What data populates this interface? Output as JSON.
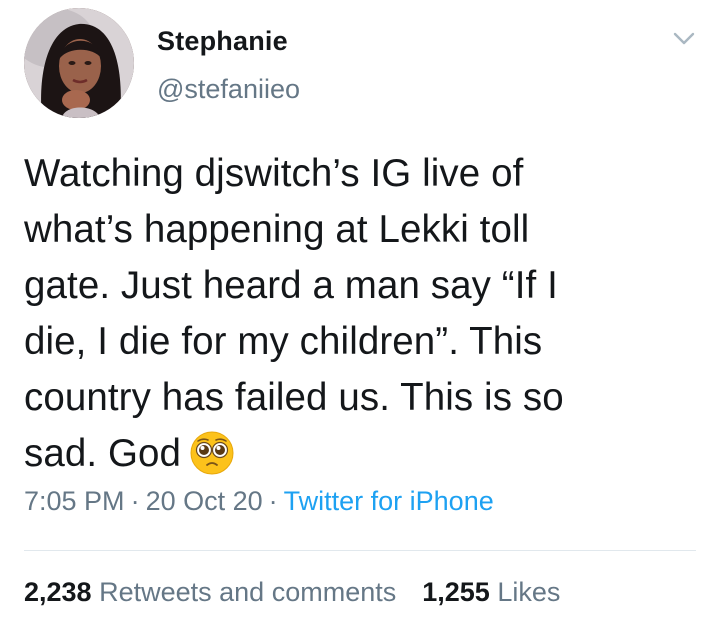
{
  "user": {
    "display_name": "Stephanie",
    "handle": "@stefaniieo"
  },
  "tweet": {
    "text_lines": [
      "Watching djswitch’s IG live of",
      "what’s happening at Lekki toll",
      "gate. Just heard a man say “If I",
      "die, I die for my children”. This",
      "country has failed us. This is so",
      "sad. God"
    ],
    "emoji": "pleading-face-emoji",
    "time": "7:05 PM",
    "date": "20 Oct 20",
    "separator": "·",
    "source": "Twitter for iPhone"
  },
  "stats": {
    "retweets_count": "2,238",
    "retweets_label": "Retweets and comments",
    "likes_count": "1,255",
    "likes_label": "Likes"
  },
  "icons": {
    "menu": "chevron-down-icon",
    "avatar": "profile-photo"
  },
  "colors": {
    "text": "#14171a",
    "secondary": "#657786",
    "link": "#1da1f2",
    "divider": "#e1e8ed",
    "background": "#ffffff"
  }
}
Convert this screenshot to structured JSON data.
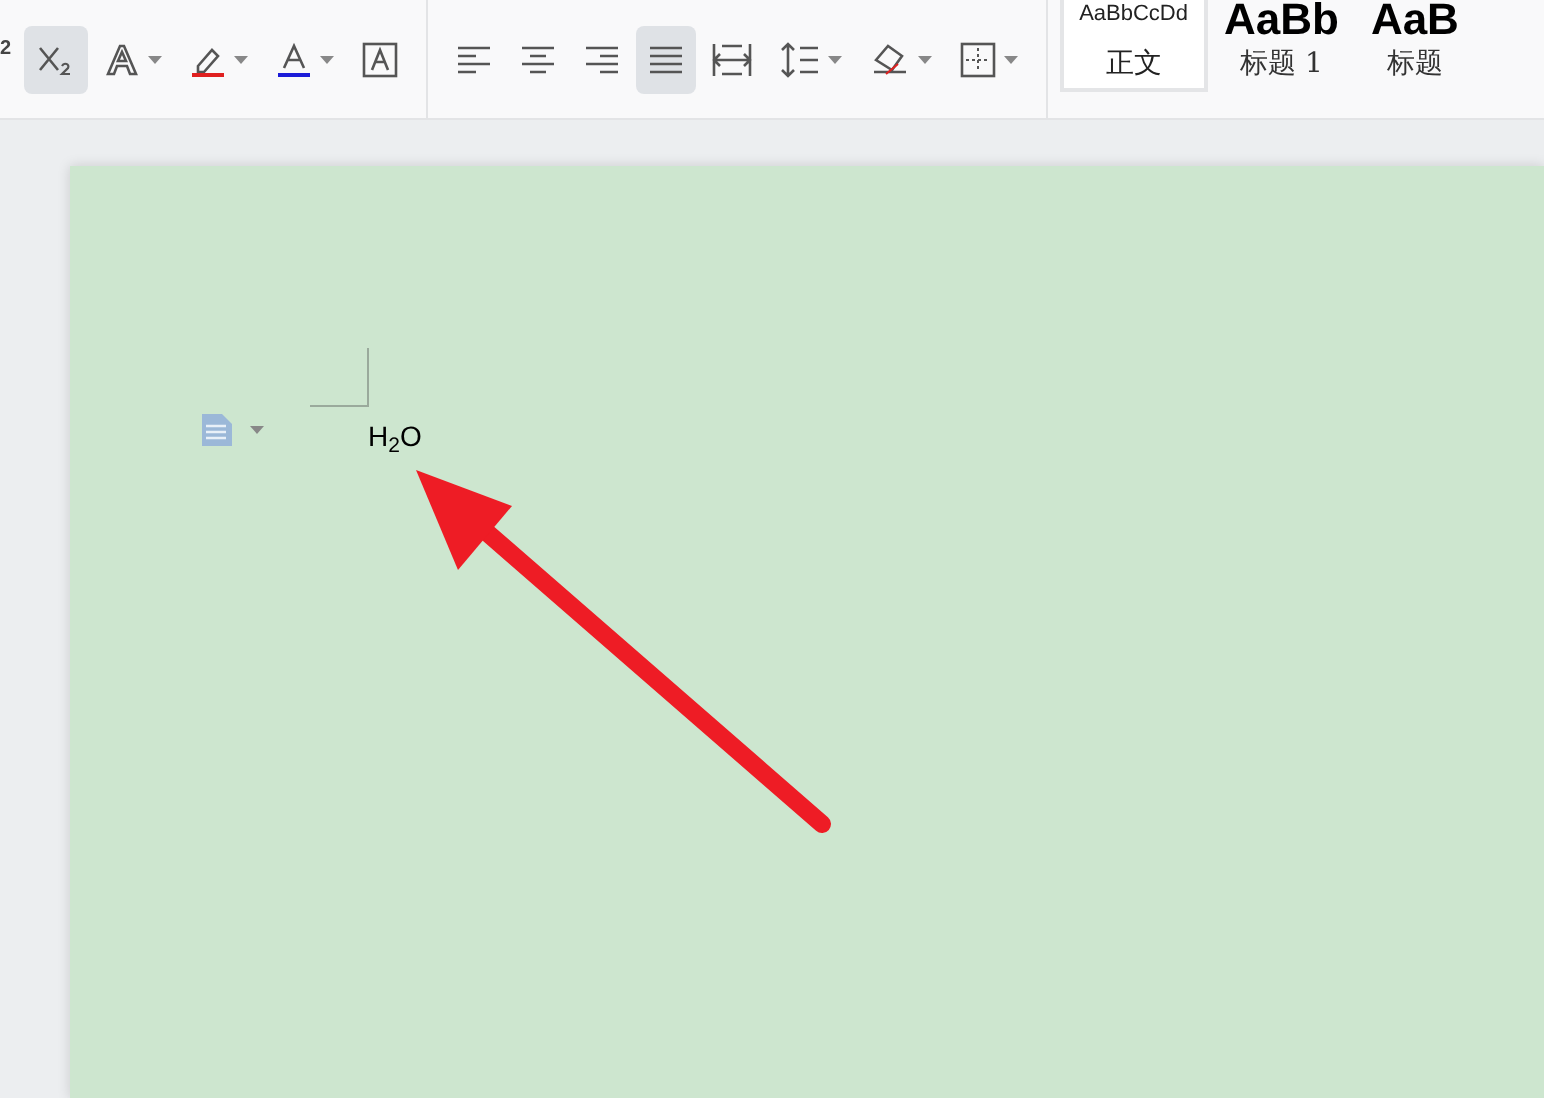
{
  "toolbar": {
    "superscript_fragment": "2",
    "font_buttons": [
      {
        "kind": "subscript",
        "selected": true,
        "dropdown": false
      },
      {
        "kind": "text-effect",
        "selected": false,
        "dropdown": true
      },
      {
        "kind": "highlight",
        "selected": false,
        "dropdown": true
      },
      {
        "kind": "font-color",
        "selected": false,
        "dropdown": true
      },
      {
        "kind": "char-border",
        "selected": false,
        "dropdown": false
      }
    ],
    "paragraph_buttons": [
      {
        "kind": "align-left",
        "selected": false,
        "dropdown": false
      },
      {
        "kind": "align-center",
        "selected": false,
        "dropdown": false
      },
      {
        "kind": "align-right",
        "selected": false,
        "dropdown": false
      },
      {
        "kind": "justify",
        "selected": true,
        "dropdown": false
      },
      {
        "kind": "distribute",
        "selected": false,
        "dropdown": false
      },
      {
        "kind": "line-spacing",
        "selected": false,
        "dropdown": true
      },
      {
        "kind": "shading",
        "selected": false,
        "dropdown": true
      },
      {
        "kind": "borders",
        "selected": false,
        "dropdown": true
      }
    ],
    "styles": [
      {
        "preview": "AaBbCcDd",
        "label": "正文",
        "selected": true,
        "kind": "body"
      },
      {
        "preview": "AaBb",
        "label": "标题 1",
        "selected": false,
        "kind": "heading"
      },
      {
        "preview": "AaB",
        "label": "标题",
        "selected": false,
        "kind": "heading"
      }
    ]
  },
  "document": {
    "text": "H$_{2}$O"
  }
}
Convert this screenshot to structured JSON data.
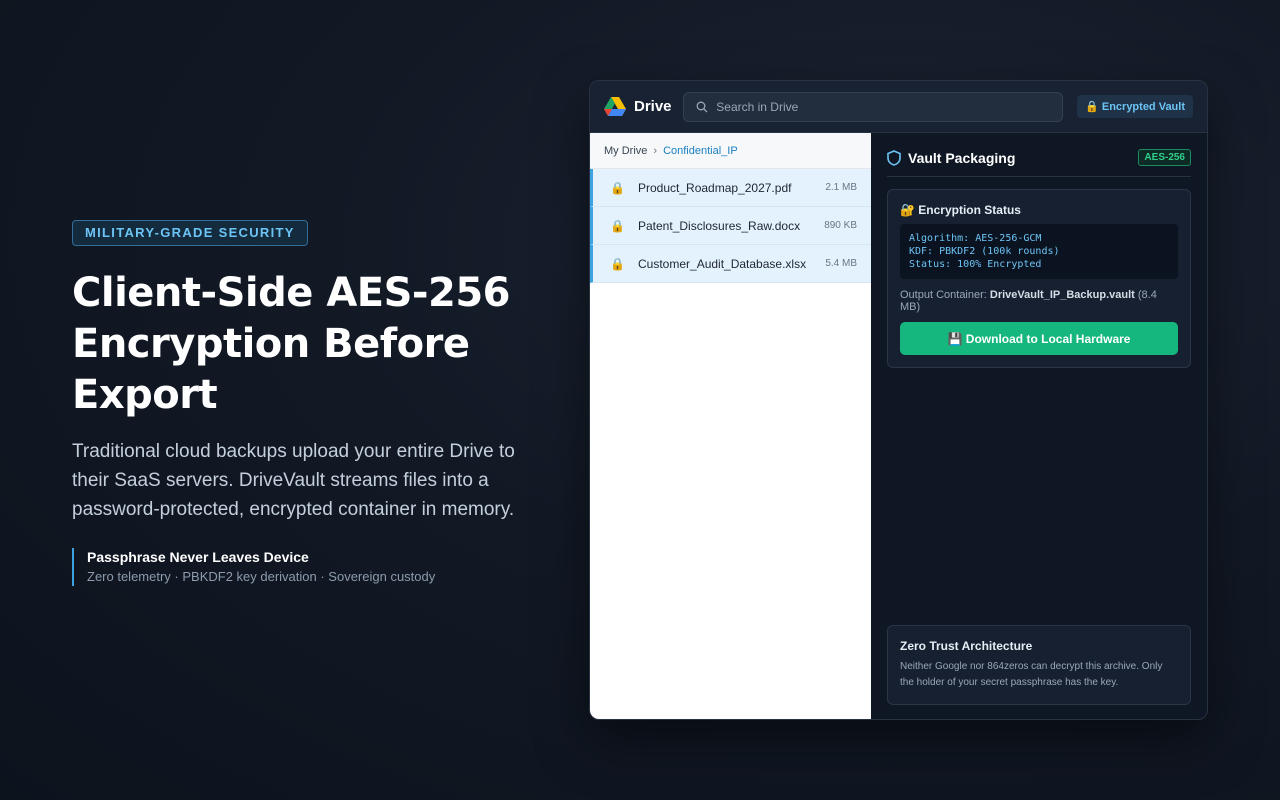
{
  "hero": {
    "badge": "MILITARY-GRADE SECURITY",
    "headline": "Client-Side AES-256 Encryption Before Export",
    "lede": "Traditional cloud backups upload your entire Drive to their SaaS servers. DriveVault streams files into a password-protected, encrypted container in memory.",
    "feature_title": "Passphrase Never Leaves Device",
    "feature_sub": "Zero telemetry · PBKDF2 key derivation · Sovereign custody"
  },
  "app": {
    "brand": "Drive",
    "search_placeholder": "Search in Drive",
    "vault_pill": "🔒 Encrypted Vault",
    "breadcrumb": {
      "root": "My Drive",
      "separator": "›",
      "current": "Confidential_IP"
    },
    "files": [
      {
        "name": "Product_Roadmap_2027.pdf",
        "size": "2.1 MB"
      },
      {
        "name": "Patent_Disclosures_Raw.docx",
        "size": "890 KB"
      },
      {
        "name": "Customer_Audit_Database.xlsx",
        "size": "5.4 MB"
      }
    ],
    "panel": {
      "title": "Vault Packaging",
      "tag": "AES-256",
      "status_title": "🔐 Encryption Status",
      "code_lines": [
        "Algorithm: AES-256-GCM",
        "KDF: PBKDF2 (100k rounds)",
        "Status: 100% Encrypted"
      ],
      "output_label": "Output Container:",
      "output_file": "DriveVault_IP_Backup.vault",
      "output_size": "(8.4 MB)",
      "download_label": "💾 Download to Local Hardware",
      "zt_title": "Zero Trust Architecture",
      "zt_text": "Neither Google nor 864zeros can decrypt this archive. Only the holder of your secret passphrase has the key."
    }
  },
  "colors": {
    "accent": "#3da3e0",
    "success": "#15b77e",
    "background": "#121925"
  }
}
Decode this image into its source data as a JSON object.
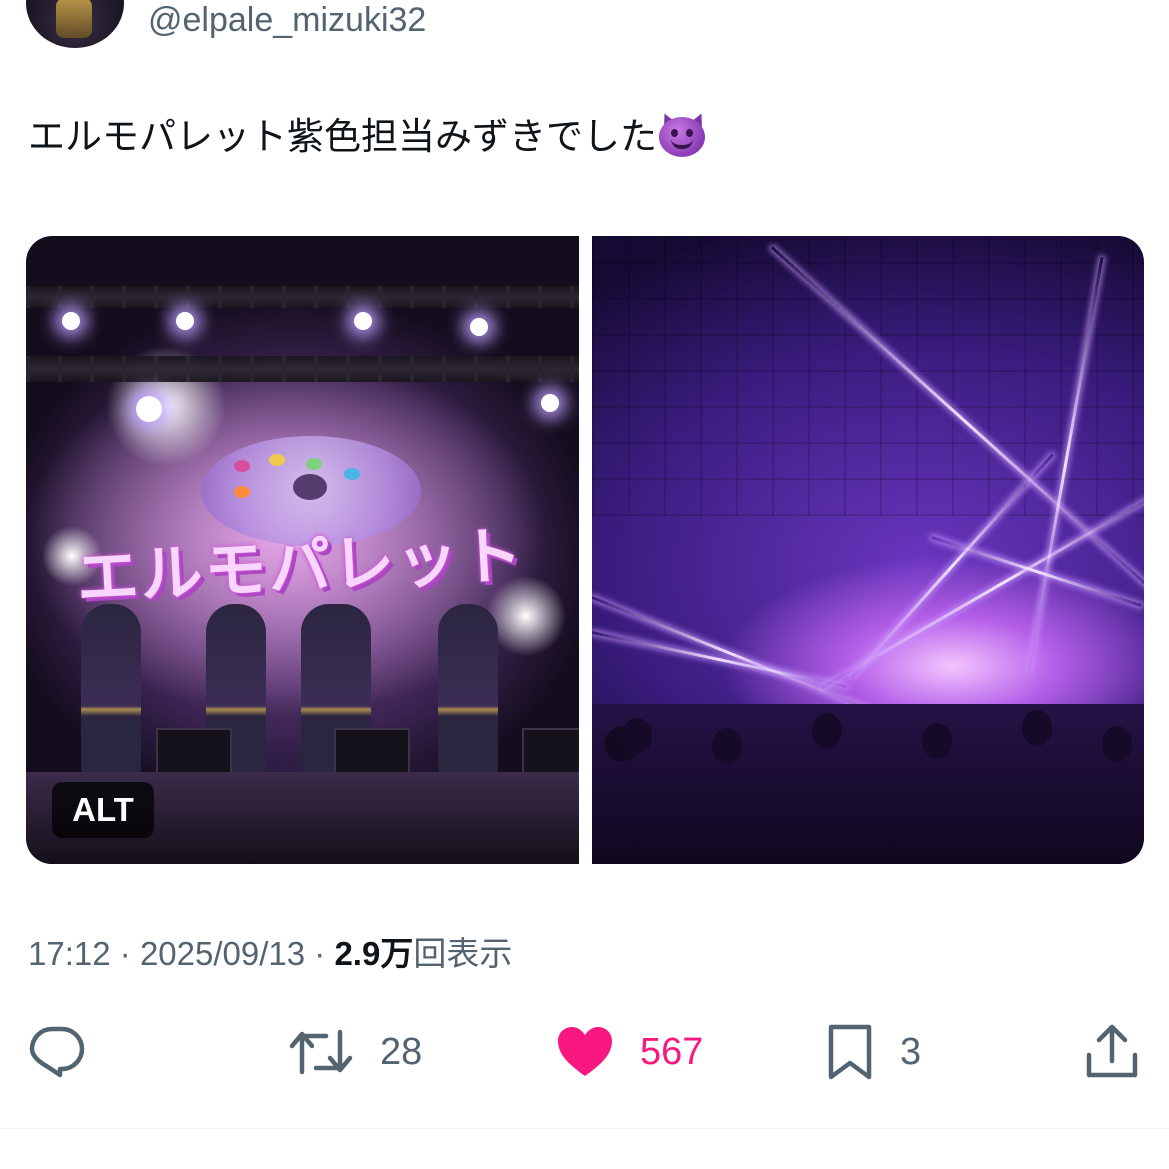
────────
▶ **Requirements**: Which lines of the material contain the string "Status"? List each of them.

▶ **Worked solution**:
      "status_title": "🔐 Encryption Status",
        "Status: 100% Encrypted"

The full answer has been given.